WHAT IS ASKED:
Single out each line with the word "lenyomva" and copy it.

Source data
# # # # # # #
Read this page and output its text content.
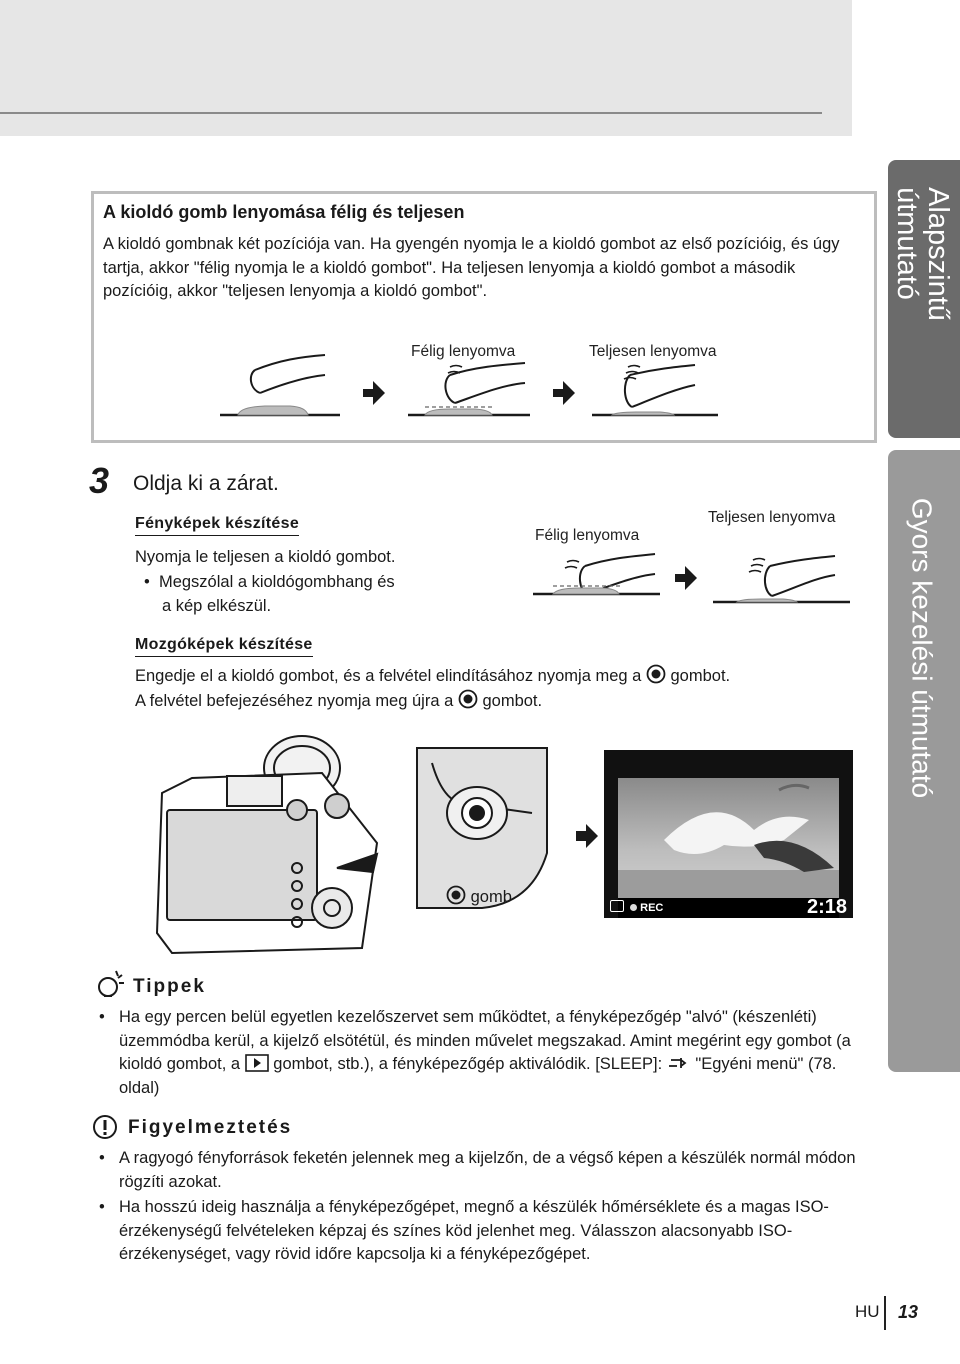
Alapszintű
útmutató
Gyors kezelési útmutató
A kioldó gomb lenyomása félig és teljesen
A kioldó gombnak két pozíciója van. Ha gyengén nyomja le a kioldó gombot az első pozícióig, és úgy tartja, akkor "félig nyomja le a kioldó gombot". Ha teljesen lenyomja a kioldó gombot a második pozícióig, akkor "teljesen lenyomja a kioldó gombot".
Félig lenyomva	Teljesen lenyomva
3 Oldja ki a zárat.
Fényképek készítése
Nyomja le teljesen a kioldó gombot.
•  Megszólal a kioldógombhang és
a kép elkészül.
Félig lenyomva
Teljesen lenyomva
Mozgóképek készítése
Engedje el a kioldó gombot, és a felvétel elindításához nyomja meg a gombot.
A felvétel befejezéséhez nyomja meg újra a gombot.
gomb
REC	2:18
Tippek
• Ha egy percen belül egyetlen kezelőszervet sem működtet, a fényképezőgép "alvó" (készenléti) üzemmódba kerül, a kijelző elsötétül, és minden művelet megszakad. Amint megérint egy gombot (a kioldó gombot, a gombot, stb.), a fényképezőgép aktiválódik. [SLEEP]: "Egyéni menü" (78. oldal)
Figyelmeztetés
• A ragyogó fényforrások feketén jelennek meg a kijelzőn, de a végső képen a készülék normál módon rögzíti azokat.
• Ha hosszú ideig használja a fényképezőgépet, megnő a készülék hőmérséklete és a magas ISO-érzékenységű felvételeken képzaj és színes köd jelenhet meg. Válasszon alacsonyabb ISO-érzékenységet, vagy rövid időre kapcsolja ki a fényképezőgépet.
HU 13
# # # # # # #
OUTPUT FOR THIS EXERCISE:
Félig lenyomva	Teljesen lenyomva
Félig lenyomva
Teljesen lenyomva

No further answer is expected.